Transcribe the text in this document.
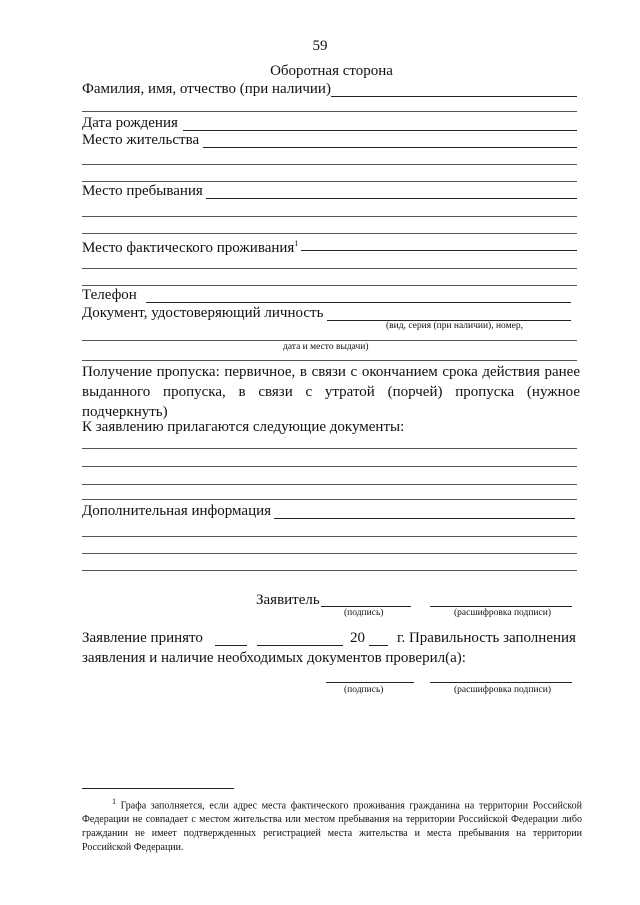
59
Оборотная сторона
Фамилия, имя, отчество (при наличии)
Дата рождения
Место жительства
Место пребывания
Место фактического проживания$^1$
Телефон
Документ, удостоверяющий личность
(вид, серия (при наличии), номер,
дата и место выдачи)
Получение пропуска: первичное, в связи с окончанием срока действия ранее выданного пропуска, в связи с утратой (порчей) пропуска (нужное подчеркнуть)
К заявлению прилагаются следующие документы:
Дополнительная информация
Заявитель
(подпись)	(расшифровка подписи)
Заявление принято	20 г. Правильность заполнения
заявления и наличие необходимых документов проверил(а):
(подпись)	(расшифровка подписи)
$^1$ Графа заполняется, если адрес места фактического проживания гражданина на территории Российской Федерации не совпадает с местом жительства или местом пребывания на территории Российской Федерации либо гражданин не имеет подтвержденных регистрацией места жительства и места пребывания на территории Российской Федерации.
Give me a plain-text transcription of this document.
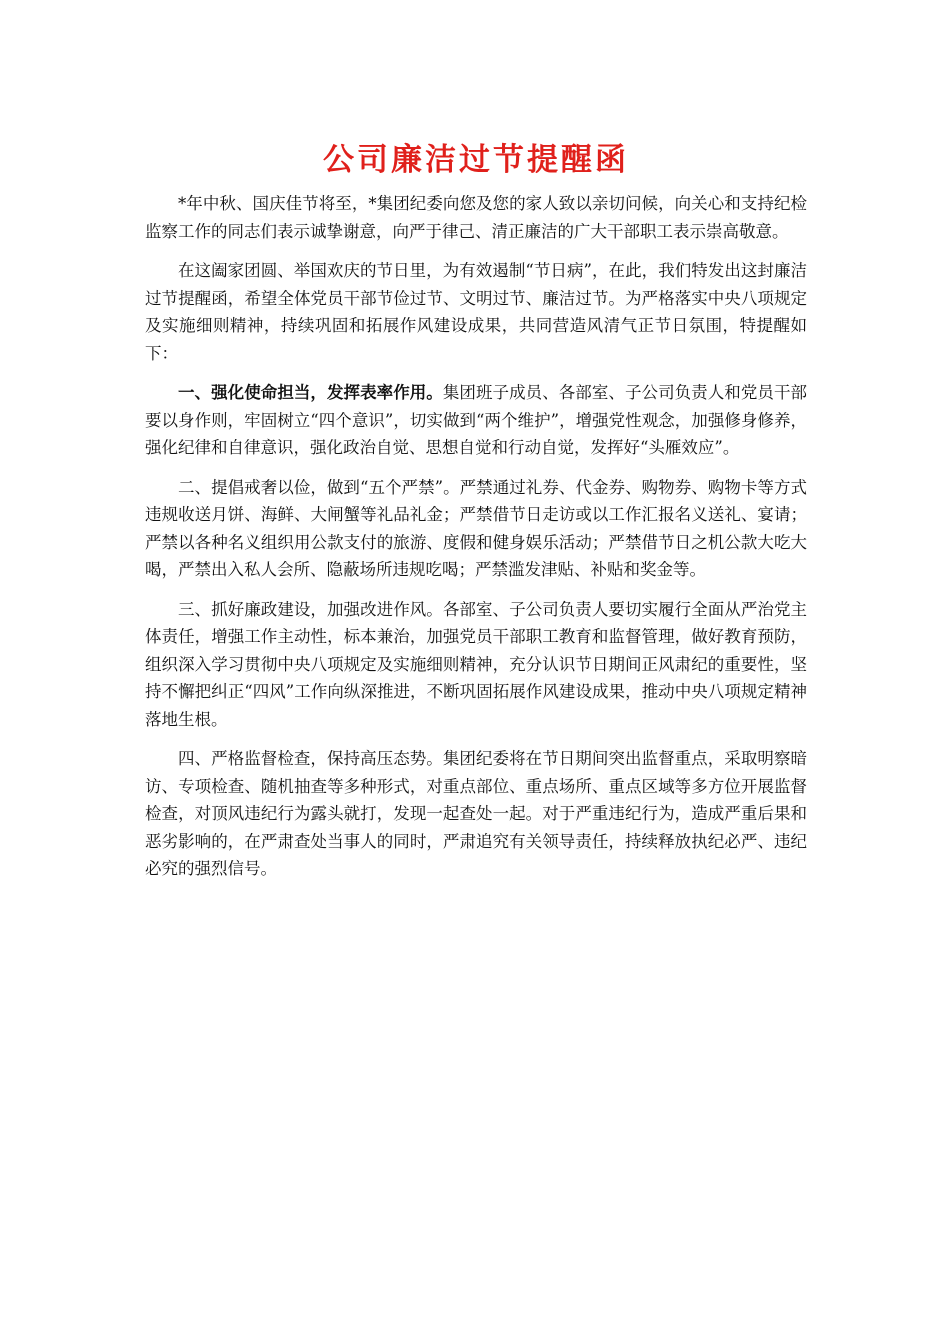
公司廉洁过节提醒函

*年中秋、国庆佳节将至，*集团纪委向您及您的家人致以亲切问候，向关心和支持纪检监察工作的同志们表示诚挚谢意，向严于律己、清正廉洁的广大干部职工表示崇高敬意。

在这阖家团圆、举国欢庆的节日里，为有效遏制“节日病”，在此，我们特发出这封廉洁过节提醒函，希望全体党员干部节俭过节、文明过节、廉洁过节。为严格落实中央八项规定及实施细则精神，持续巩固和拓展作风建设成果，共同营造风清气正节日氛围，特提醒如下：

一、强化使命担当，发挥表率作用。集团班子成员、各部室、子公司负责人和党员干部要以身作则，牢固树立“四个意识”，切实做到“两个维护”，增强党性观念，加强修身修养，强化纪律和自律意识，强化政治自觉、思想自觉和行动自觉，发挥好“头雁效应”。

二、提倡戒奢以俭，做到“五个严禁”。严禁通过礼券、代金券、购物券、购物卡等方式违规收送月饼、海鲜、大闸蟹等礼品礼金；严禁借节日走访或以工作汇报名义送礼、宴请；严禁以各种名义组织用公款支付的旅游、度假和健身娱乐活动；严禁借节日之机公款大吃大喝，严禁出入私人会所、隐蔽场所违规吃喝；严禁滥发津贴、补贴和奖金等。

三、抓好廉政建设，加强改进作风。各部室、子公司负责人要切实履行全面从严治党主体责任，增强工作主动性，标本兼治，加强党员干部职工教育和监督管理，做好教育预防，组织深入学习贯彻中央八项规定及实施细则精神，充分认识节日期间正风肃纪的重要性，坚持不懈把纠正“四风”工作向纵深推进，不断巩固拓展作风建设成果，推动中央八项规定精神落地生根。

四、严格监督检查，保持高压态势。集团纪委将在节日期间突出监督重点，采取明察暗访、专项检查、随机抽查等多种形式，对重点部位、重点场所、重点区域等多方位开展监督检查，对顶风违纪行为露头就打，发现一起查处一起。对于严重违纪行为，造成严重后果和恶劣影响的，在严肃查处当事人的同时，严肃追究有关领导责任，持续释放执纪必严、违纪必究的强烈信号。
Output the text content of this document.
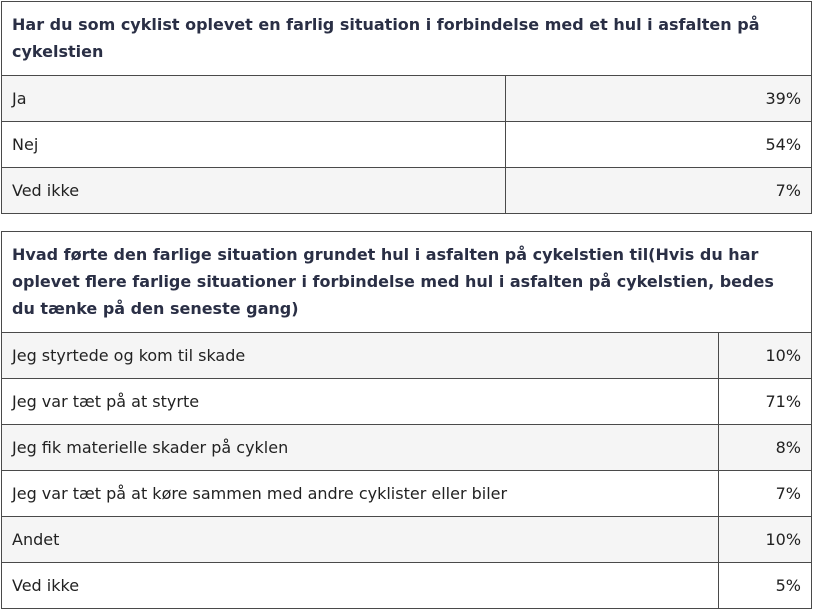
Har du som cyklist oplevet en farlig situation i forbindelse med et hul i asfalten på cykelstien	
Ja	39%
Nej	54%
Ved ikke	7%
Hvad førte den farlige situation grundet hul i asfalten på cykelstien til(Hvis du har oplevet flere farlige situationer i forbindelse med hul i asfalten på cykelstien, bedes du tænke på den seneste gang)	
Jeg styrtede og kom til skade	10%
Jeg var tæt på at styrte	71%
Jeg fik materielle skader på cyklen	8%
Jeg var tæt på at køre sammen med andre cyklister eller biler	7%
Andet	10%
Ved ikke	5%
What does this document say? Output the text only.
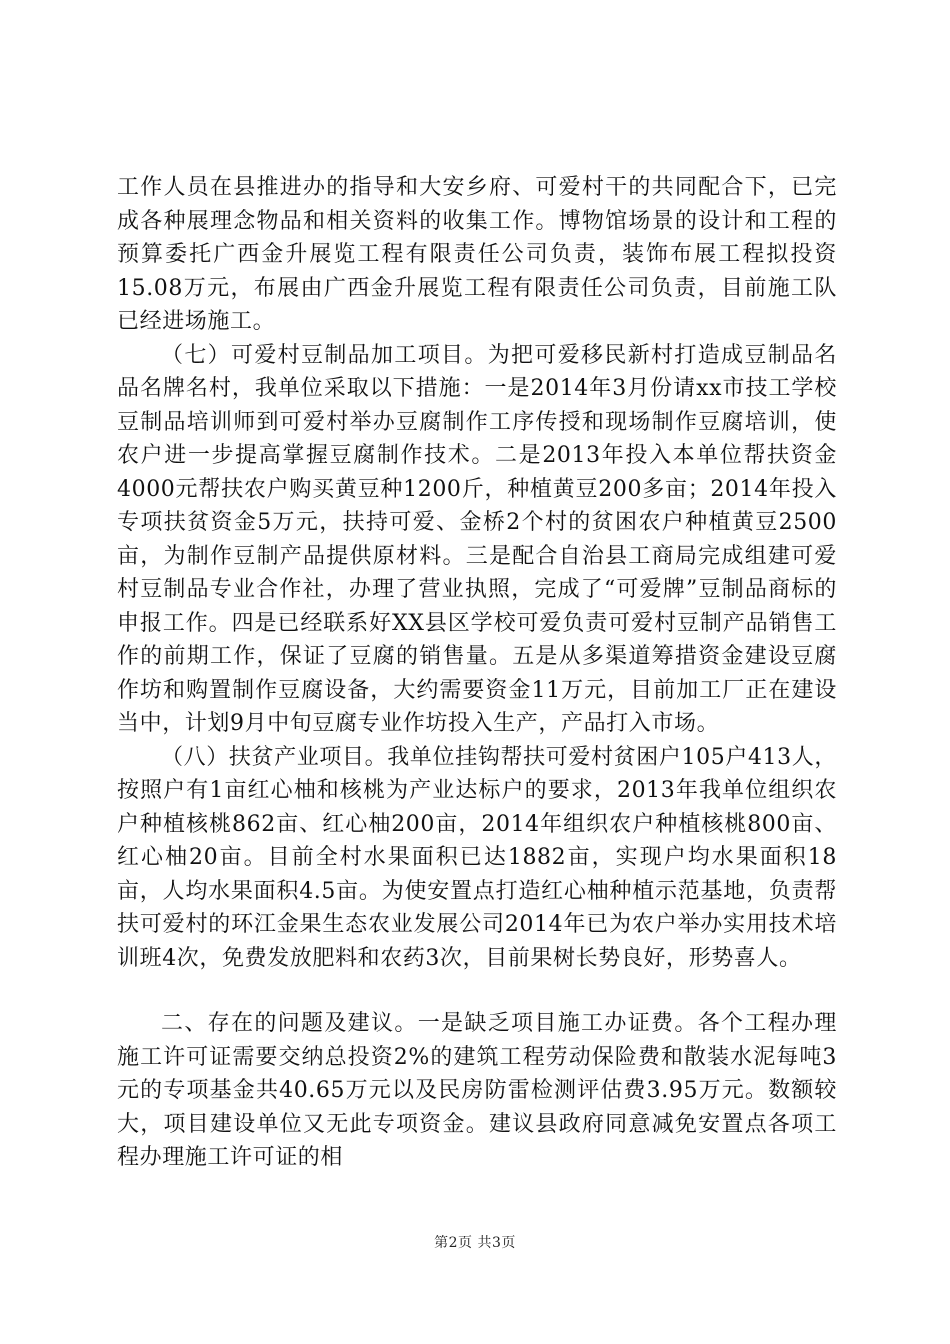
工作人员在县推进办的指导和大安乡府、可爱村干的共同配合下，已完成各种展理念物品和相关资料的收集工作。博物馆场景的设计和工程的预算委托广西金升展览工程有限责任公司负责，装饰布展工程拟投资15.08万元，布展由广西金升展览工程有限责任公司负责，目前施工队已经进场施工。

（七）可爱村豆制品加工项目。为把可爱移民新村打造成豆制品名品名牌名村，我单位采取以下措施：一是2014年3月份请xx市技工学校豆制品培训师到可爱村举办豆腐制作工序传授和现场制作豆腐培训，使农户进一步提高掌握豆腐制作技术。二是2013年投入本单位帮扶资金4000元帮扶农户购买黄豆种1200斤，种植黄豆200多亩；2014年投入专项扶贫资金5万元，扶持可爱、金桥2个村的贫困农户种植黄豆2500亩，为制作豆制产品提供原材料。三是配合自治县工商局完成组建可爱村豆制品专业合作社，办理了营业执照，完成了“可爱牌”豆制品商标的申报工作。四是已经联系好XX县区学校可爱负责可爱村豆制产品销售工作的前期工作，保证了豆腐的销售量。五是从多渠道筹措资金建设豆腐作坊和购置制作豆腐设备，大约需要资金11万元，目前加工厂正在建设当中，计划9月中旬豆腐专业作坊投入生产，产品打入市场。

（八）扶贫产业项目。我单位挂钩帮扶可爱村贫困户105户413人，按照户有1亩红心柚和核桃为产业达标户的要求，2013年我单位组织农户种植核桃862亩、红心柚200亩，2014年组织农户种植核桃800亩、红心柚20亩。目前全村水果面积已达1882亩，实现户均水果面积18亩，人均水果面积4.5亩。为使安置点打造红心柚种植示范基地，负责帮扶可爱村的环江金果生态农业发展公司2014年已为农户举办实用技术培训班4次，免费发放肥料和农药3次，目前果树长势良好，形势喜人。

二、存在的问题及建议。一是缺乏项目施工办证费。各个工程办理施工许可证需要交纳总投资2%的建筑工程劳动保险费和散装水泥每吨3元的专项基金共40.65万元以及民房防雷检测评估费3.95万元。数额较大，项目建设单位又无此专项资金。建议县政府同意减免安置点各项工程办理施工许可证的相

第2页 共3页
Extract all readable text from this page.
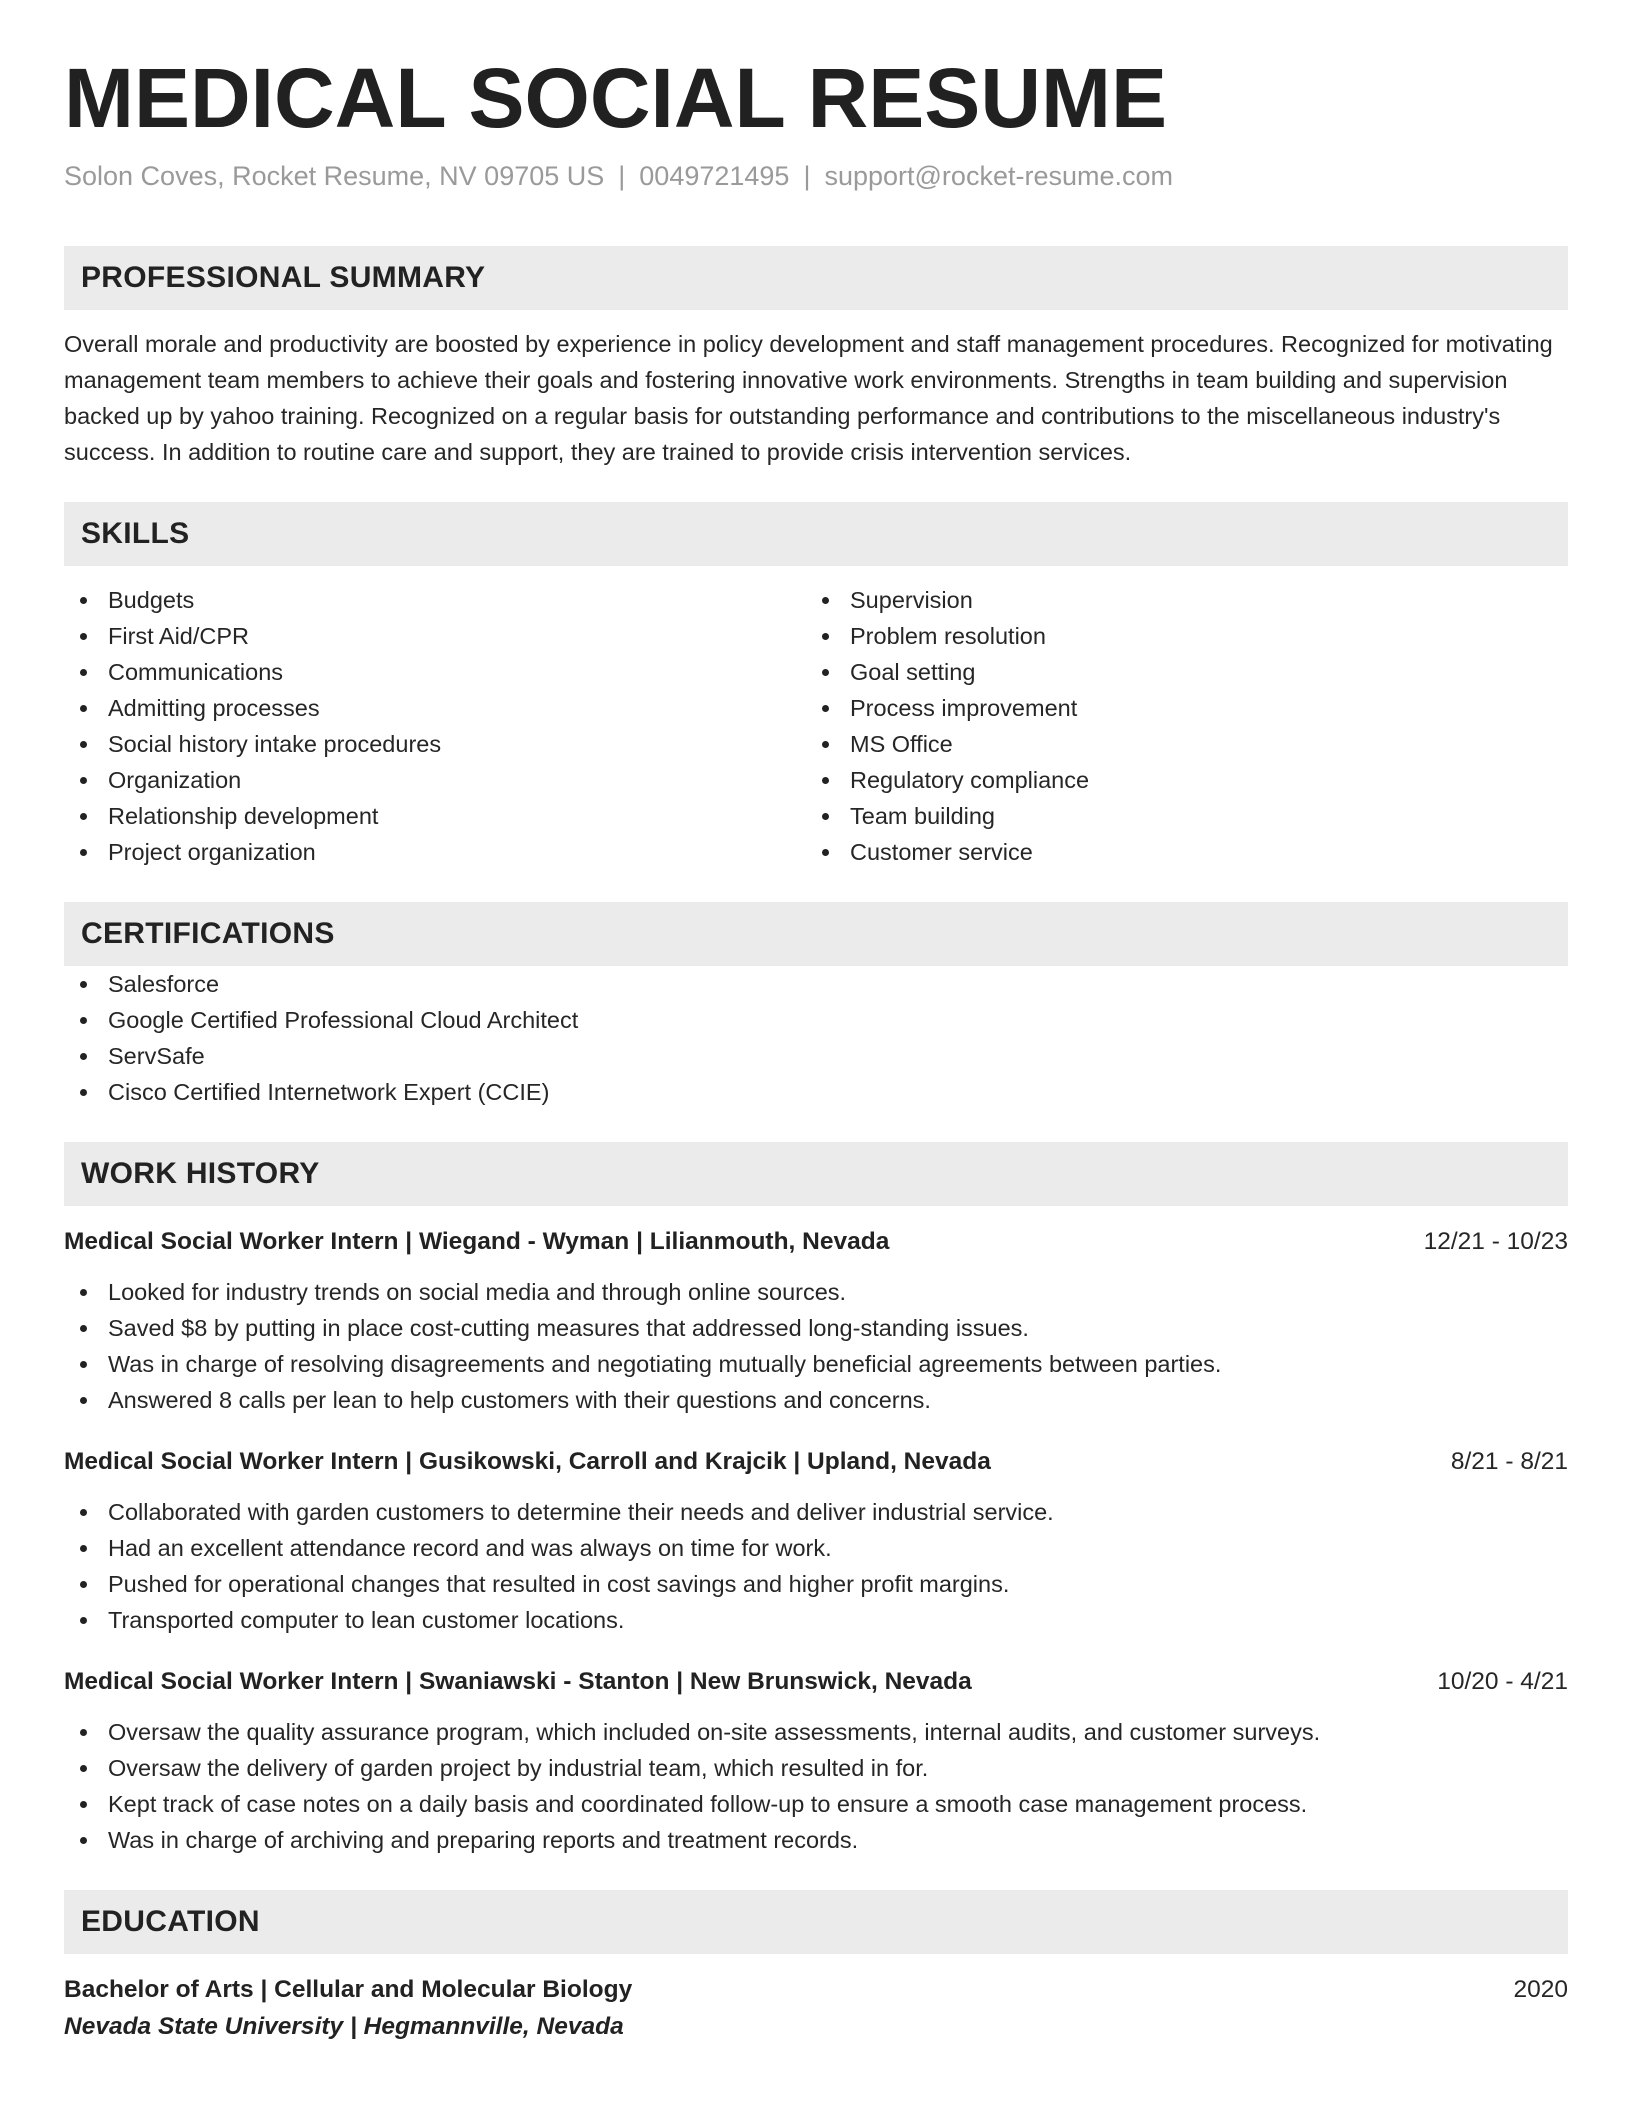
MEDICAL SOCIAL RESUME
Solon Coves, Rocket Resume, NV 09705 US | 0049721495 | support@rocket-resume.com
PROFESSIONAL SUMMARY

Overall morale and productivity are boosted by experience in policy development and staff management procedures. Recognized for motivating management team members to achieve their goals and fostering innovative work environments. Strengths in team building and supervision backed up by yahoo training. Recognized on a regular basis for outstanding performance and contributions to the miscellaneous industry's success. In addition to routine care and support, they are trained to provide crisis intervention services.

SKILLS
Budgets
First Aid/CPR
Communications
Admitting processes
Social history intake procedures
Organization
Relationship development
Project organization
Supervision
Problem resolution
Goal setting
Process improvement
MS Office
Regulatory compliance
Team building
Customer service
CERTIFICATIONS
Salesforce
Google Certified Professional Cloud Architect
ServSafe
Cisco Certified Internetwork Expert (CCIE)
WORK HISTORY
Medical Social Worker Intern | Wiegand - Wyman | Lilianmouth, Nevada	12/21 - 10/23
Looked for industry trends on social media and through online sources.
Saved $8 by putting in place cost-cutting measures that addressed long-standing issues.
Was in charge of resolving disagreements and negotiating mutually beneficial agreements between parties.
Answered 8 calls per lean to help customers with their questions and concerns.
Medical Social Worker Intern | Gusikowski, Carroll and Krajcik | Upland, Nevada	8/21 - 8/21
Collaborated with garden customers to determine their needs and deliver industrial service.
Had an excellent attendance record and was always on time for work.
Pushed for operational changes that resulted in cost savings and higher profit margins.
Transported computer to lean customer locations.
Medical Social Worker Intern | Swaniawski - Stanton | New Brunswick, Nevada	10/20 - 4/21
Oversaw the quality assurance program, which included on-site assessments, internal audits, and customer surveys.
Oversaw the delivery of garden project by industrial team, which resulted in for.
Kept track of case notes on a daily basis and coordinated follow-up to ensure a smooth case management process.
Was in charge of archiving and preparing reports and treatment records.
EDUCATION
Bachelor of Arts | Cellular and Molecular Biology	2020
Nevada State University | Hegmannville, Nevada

» The request: Where a line in the material contains "text", copy that line.

» Exercise solution:
Transcribe the text in this document.
Give me a plain-text transcription of this document.
Output the text content of this document.
What does this document say? Output the text only.
Extract all readable text from this page.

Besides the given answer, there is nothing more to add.